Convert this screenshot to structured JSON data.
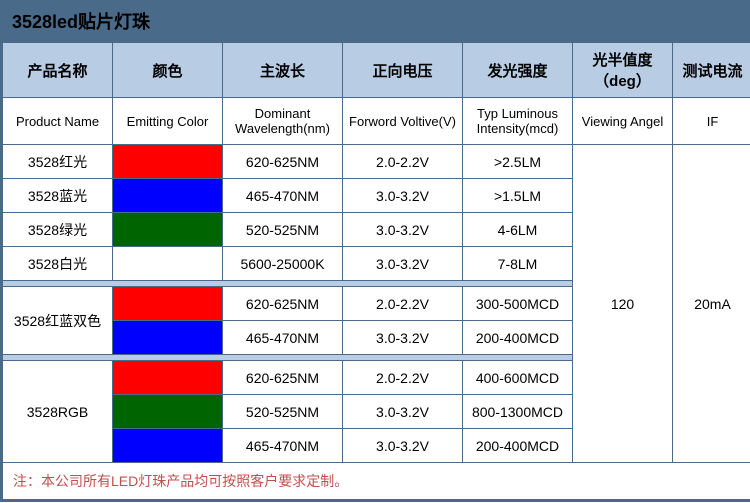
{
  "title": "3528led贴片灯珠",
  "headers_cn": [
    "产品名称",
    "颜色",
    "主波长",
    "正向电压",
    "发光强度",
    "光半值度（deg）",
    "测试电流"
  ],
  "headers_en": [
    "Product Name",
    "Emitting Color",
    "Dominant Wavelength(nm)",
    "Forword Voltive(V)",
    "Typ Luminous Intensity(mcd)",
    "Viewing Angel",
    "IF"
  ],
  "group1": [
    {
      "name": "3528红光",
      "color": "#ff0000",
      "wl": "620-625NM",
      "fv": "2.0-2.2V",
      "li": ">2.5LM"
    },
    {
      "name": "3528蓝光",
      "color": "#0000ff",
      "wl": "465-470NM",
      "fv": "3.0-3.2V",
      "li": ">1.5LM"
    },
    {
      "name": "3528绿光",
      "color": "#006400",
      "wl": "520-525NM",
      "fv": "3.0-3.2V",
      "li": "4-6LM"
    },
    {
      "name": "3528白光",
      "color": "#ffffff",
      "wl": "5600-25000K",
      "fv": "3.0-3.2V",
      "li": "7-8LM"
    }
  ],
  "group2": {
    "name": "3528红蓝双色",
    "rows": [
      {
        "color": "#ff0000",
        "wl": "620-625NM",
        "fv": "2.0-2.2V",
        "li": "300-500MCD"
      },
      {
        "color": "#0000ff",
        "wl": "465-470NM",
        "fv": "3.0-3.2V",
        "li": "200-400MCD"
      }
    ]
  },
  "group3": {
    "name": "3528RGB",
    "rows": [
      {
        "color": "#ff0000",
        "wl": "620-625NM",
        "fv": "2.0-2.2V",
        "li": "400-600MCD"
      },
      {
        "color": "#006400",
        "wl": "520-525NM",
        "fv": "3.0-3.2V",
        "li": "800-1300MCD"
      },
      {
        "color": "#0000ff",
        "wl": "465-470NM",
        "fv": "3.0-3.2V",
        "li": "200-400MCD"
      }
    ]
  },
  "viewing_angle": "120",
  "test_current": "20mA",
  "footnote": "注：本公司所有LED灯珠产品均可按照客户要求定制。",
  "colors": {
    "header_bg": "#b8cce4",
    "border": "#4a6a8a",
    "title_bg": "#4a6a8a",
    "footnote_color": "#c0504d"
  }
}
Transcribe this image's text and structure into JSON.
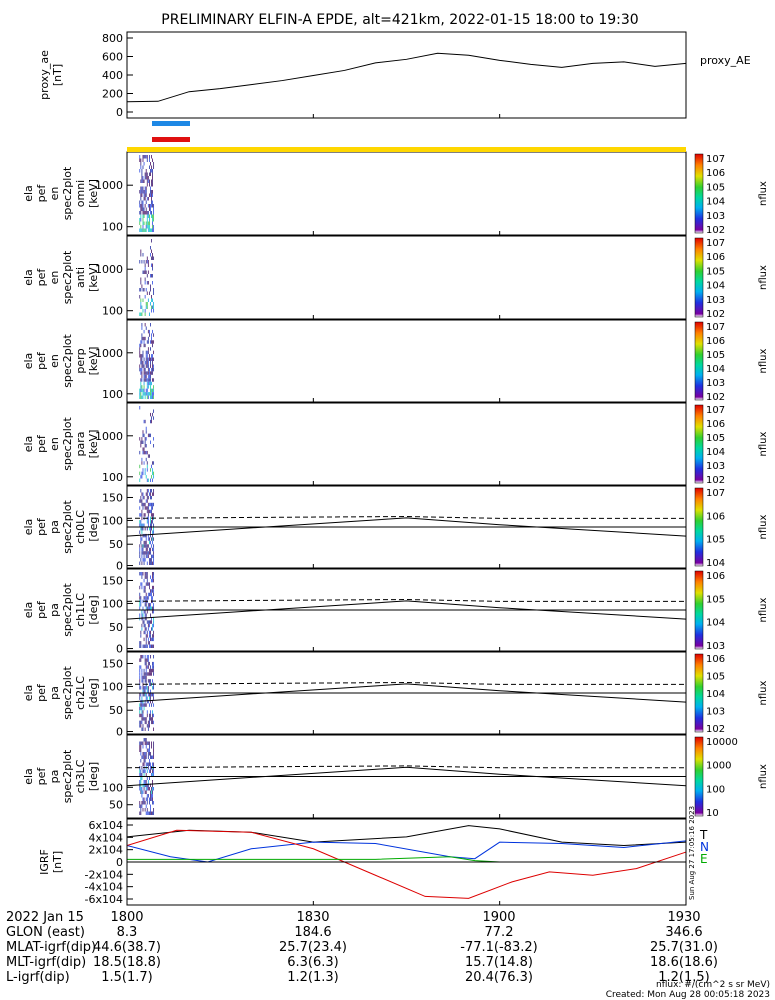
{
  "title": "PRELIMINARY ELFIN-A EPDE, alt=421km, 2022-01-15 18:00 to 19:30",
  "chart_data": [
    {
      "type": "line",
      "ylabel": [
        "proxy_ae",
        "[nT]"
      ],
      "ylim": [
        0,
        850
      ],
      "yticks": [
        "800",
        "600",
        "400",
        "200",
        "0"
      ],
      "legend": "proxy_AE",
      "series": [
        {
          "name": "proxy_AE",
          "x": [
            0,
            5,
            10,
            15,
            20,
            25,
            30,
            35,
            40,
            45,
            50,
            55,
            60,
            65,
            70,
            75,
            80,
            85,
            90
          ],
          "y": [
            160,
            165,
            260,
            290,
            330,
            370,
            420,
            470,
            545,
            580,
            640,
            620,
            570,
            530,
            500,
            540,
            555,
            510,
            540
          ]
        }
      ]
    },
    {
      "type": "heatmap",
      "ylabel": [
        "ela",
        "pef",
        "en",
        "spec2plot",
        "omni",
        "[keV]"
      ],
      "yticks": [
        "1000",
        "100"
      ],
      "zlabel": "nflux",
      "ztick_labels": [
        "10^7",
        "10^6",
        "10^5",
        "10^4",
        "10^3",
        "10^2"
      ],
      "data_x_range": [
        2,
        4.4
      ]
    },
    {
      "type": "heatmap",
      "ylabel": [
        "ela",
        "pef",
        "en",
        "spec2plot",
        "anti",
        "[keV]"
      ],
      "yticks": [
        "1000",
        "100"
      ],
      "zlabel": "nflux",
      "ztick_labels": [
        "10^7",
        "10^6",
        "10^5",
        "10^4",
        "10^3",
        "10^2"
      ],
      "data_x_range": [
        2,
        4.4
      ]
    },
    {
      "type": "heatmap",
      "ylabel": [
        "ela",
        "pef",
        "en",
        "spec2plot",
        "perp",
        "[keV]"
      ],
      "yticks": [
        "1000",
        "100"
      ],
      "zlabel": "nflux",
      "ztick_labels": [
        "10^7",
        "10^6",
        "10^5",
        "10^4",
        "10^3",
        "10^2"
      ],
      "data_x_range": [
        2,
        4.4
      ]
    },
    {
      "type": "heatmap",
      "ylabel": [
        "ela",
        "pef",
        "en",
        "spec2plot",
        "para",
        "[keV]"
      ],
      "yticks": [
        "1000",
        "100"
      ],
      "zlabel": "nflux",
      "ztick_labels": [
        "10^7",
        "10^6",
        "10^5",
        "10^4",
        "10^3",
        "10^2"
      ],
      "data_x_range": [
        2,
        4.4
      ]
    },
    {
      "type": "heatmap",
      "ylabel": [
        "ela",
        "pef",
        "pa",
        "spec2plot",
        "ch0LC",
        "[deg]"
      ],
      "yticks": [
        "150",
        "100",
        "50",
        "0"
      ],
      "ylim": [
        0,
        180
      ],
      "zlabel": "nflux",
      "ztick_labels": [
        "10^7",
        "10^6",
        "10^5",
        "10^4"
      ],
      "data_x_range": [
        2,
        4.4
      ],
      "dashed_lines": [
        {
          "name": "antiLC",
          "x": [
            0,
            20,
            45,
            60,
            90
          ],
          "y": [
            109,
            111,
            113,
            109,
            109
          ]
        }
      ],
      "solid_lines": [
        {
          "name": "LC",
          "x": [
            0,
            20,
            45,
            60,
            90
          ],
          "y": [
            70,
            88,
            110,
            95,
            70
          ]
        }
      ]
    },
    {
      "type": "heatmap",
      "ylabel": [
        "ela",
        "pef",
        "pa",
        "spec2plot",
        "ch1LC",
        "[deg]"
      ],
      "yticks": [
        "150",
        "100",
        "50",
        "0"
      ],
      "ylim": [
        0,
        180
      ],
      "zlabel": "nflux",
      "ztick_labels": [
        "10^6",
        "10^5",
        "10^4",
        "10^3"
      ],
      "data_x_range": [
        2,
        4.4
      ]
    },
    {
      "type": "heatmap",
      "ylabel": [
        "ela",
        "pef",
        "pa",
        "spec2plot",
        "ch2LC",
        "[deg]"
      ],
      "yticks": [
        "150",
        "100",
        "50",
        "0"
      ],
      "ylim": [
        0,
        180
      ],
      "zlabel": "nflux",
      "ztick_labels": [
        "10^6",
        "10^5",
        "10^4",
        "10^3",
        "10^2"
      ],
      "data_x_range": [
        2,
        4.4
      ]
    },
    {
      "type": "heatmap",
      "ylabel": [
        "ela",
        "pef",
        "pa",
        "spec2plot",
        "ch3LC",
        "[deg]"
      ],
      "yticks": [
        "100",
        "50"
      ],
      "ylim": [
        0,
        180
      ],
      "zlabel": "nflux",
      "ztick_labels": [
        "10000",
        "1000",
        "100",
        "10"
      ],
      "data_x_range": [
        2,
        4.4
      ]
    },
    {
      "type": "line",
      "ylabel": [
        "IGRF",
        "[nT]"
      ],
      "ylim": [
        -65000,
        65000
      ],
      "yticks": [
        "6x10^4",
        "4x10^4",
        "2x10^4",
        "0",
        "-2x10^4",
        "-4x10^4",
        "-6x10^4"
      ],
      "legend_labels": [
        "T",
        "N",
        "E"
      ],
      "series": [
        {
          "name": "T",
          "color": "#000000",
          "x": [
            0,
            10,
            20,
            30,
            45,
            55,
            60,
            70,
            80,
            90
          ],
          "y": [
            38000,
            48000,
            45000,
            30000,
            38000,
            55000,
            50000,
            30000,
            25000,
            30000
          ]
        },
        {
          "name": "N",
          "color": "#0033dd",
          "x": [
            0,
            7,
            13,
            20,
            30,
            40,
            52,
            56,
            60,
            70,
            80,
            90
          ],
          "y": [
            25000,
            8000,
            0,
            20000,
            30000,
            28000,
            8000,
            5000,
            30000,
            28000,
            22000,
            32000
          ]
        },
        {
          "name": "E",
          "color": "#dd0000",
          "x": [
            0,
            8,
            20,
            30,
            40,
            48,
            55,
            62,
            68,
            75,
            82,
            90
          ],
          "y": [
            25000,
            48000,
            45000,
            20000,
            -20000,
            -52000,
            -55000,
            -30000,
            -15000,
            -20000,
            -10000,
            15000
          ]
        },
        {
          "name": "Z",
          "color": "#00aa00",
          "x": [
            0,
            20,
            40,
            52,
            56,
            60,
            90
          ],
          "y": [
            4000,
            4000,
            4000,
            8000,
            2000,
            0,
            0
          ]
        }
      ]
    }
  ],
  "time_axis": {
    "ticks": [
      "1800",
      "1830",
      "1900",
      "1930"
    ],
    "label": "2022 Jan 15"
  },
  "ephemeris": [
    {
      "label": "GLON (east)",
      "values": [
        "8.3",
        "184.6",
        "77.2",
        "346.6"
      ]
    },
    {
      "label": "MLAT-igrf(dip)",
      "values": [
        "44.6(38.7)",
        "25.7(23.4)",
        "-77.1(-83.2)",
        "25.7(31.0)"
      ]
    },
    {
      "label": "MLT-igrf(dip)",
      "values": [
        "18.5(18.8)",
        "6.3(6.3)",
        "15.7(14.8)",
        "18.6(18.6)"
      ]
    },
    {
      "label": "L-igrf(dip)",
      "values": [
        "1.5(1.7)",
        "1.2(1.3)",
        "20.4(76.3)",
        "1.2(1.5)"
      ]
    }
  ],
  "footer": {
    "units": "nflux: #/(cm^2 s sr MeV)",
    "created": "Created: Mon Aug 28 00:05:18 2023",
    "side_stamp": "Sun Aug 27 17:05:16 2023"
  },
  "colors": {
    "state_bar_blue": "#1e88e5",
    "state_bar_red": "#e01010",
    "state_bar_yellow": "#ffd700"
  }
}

+-------+

What you are asked to do: Report all lines of the data that include the word "JSON".

The answer:
Convert this screenshot to structured JSON data.
Transcribe this image's text and structure into JSON.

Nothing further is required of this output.